» **YOUR OBJECTIVE**:
Reply with nothing except the number of lines that contain the word "matches".

++++++

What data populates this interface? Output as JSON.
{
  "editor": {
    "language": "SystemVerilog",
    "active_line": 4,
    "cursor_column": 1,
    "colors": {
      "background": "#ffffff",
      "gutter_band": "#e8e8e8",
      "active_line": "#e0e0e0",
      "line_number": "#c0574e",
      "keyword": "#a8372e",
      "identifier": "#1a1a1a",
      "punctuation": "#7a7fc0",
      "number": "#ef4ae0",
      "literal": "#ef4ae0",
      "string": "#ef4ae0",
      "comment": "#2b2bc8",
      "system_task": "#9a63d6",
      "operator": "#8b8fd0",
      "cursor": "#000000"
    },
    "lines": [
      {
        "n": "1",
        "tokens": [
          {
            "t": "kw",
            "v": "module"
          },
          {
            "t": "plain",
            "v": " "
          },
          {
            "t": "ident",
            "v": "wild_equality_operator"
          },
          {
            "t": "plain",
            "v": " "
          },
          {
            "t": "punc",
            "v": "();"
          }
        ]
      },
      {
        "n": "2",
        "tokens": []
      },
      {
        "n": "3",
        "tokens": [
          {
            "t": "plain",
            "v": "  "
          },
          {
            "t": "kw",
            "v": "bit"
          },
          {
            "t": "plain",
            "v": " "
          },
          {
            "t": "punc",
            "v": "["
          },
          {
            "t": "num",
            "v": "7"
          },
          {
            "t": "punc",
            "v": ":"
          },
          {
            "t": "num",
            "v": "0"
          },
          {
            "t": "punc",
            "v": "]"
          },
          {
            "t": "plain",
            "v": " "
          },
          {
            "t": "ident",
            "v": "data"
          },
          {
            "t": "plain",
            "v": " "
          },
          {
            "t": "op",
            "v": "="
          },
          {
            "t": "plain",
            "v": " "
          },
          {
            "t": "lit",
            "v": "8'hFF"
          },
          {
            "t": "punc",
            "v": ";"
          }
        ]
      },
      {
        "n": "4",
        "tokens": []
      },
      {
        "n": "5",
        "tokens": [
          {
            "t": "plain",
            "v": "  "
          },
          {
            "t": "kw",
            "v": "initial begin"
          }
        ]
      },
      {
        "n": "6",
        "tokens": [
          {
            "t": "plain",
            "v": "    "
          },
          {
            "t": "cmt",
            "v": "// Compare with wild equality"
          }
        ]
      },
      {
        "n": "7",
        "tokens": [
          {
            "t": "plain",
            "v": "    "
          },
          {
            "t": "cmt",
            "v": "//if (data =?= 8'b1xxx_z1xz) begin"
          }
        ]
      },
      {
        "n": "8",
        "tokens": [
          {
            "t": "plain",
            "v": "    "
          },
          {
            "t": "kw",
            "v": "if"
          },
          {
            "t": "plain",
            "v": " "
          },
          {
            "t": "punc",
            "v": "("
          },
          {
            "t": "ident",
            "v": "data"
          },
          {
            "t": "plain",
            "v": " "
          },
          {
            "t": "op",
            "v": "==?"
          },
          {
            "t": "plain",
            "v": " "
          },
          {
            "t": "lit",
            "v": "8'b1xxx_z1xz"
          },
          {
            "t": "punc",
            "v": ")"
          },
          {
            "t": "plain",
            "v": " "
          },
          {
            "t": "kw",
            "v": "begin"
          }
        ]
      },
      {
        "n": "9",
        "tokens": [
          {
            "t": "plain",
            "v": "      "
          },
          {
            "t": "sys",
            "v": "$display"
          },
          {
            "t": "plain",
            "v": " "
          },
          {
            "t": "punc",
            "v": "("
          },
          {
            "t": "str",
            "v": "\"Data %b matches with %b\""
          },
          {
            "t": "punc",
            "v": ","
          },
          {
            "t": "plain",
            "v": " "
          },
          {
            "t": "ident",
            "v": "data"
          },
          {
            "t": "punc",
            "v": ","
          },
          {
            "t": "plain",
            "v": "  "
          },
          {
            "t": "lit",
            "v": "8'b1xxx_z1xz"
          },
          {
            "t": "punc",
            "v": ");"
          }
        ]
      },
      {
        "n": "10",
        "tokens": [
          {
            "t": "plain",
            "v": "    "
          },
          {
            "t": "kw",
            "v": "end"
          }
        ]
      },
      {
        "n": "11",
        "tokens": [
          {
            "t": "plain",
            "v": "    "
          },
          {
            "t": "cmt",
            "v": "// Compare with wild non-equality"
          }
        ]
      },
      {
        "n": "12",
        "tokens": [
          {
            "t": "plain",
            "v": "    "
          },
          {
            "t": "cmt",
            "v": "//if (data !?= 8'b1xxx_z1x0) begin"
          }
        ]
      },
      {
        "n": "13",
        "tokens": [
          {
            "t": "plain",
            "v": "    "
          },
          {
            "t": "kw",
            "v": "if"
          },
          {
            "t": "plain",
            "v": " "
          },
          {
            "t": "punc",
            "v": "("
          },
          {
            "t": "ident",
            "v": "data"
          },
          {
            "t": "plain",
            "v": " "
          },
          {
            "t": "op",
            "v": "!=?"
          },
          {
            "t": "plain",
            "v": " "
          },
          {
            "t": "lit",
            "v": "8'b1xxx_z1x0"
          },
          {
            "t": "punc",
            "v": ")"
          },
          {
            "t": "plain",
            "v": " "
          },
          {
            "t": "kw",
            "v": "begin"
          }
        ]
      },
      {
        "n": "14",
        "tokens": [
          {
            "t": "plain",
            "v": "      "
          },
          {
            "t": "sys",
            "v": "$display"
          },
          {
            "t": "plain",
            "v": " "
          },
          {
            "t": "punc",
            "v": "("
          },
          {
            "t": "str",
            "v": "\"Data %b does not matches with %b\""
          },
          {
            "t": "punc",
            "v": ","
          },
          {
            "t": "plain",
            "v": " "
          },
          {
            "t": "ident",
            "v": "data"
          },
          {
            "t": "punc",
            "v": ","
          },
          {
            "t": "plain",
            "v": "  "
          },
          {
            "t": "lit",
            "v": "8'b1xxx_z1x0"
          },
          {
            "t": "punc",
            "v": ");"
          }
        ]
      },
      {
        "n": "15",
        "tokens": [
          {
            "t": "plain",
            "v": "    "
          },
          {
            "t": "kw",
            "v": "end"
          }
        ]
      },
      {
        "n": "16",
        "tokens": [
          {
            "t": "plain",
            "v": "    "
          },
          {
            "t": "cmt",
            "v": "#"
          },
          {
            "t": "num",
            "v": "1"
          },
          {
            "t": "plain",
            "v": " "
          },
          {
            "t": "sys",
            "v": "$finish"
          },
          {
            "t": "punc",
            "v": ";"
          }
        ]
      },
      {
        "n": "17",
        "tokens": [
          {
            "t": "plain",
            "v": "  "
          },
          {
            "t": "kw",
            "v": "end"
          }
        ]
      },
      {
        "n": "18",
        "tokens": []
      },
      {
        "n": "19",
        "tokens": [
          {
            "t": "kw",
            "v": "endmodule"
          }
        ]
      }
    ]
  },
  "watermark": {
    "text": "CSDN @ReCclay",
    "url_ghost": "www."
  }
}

++++++

» **OUTPUT FOR THIS TASK**:
2